**The request:**
Retype all of the data. Every line must match exactly.

**Data extracted from a collection:**
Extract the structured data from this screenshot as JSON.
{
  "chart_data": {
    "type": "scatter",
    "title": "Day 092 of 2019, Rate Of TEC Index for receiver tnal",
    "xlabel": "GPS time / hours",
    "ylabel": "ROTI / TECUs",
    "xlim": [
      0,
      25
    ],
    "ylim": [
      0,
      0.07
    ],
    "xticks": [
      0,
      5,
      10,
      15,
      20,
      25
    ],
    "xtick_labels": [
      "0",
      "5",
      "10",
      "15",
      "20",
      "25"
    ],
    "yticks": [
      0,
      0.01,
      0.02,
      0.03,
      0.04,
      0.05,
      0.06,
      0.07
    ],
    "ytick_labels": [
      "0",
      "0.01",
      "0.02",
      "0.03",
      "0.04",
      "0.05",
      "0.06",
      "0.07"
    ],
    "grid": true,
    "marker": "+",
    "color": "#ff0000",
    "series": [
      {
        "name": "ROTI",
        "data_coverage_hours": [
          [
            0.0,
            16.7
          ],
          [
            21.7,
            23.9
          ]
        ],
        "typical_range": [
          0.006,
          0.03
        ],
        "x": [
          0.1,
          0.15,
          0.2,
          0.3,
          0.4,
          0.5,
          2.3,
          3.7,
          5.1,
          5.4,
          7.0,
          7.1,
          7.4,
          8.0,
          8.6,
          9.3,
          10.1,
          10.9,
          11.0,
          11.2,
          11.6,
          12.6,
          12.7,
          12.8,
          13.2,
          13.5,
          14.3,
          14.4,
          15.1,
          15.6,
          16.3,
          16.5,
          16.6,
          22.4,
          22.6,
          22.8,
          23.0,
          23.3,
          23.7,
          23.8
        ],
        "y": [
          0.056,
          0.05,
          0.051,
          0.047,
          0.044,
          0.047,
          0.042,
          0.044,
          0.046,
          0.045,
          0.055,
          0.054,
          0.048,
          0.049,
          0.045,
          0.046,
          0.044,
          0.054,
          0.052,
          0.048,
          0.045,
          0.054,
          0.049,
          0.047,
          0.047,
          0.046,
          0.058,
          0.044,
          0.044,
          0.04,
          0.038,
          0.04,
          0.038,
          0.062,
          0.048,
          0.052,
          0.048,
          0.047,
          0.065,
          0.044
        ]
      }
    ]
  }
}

**Finished answer:**
Extract the structured data from this screenshot as JSON.
{
  "chart_data": {
    "type": "scatter",
    "title": "Day 092 of 2019, Rate Of TEC Index for receiver tnal",
    "xlabel": "GPS time / hours",
    "ylabel": "ROTI / TECUs",
    "xlim": [
      0,
      25
    ],
    "ylim": [
      0,
      0.07
    ],
    "xticks": [
      0,
      5,
      10,
      15,
      20,
      25
    ],
    "xtick_labels": [
      "0",
      "5",
      "10",
      "15",
      "20",
      "25"
    ],
    "yticks": [
      0,
      0.01,
      0.02,
      0.03,
      0.04,
      0.05,
      0.06,
      0.07
    ],
    "ytick_labels": [
      "0",
      "0.01",
      "0.02",
      "0.03",
      "0.04",
      "0.05",
      "0.06",
      "0.07"
    ],
    "grid": true,
    "marker": "+",
    "color": "#ff0000",
    "series": [
      {
        "name": "ROTI",
        "data_coverage_hours": [
          [
            0.0,
            16.7
          ],
          [
            21.7,
            23.9
          ]
        ],
        "typical_range": [
          0.006,
          0.03
        ],
        "x": [
          0.1,
          0.15,
          0.2,
          0.3,
          0.4,
          0.5,
          2.3,
          3.7,
          5.1,
          5.4,
          7.0,
          7.1,
          7.4,
          8.0,
          8.6,
          9.3,
          10.1,
          10.9,
          11.0,
          11.2,
          11.6,
          12.6,
          12.7,
          12.8,
          13.2,
          13.5,
          14.3,
          14.4,
          15.1,
          15.6,
          16.3,
          16.5,
          16.6,
          22.4,
          22.6,
          22.8,
          23.0,
          23.3,
          23.7,
          23.8
        ],
        "y": [
          0.056,
          0.05,
          0.051,
          0.047,
          0.044,
          0.047,
          0.042,
          0.044,
          0.046,
          0.045,
          0.055,
          0.054,
          0.048,
          0.049,
          0.045,
          0.046,
          0.044,
          0.054,
          0.052,
          0.048,
          0.045,
          0.054,
          0.049,
          0.047,
          0.047,
          0.046,
          0.058,
          0.044,
          0.044,
          0.04,
          0.038,
          0.04,
          0.038,
          0.062,
          0.048,
          0.052,
          0.048,
          0.047,
          0.065,
          0.044
        ]
      }
    ]
  }
}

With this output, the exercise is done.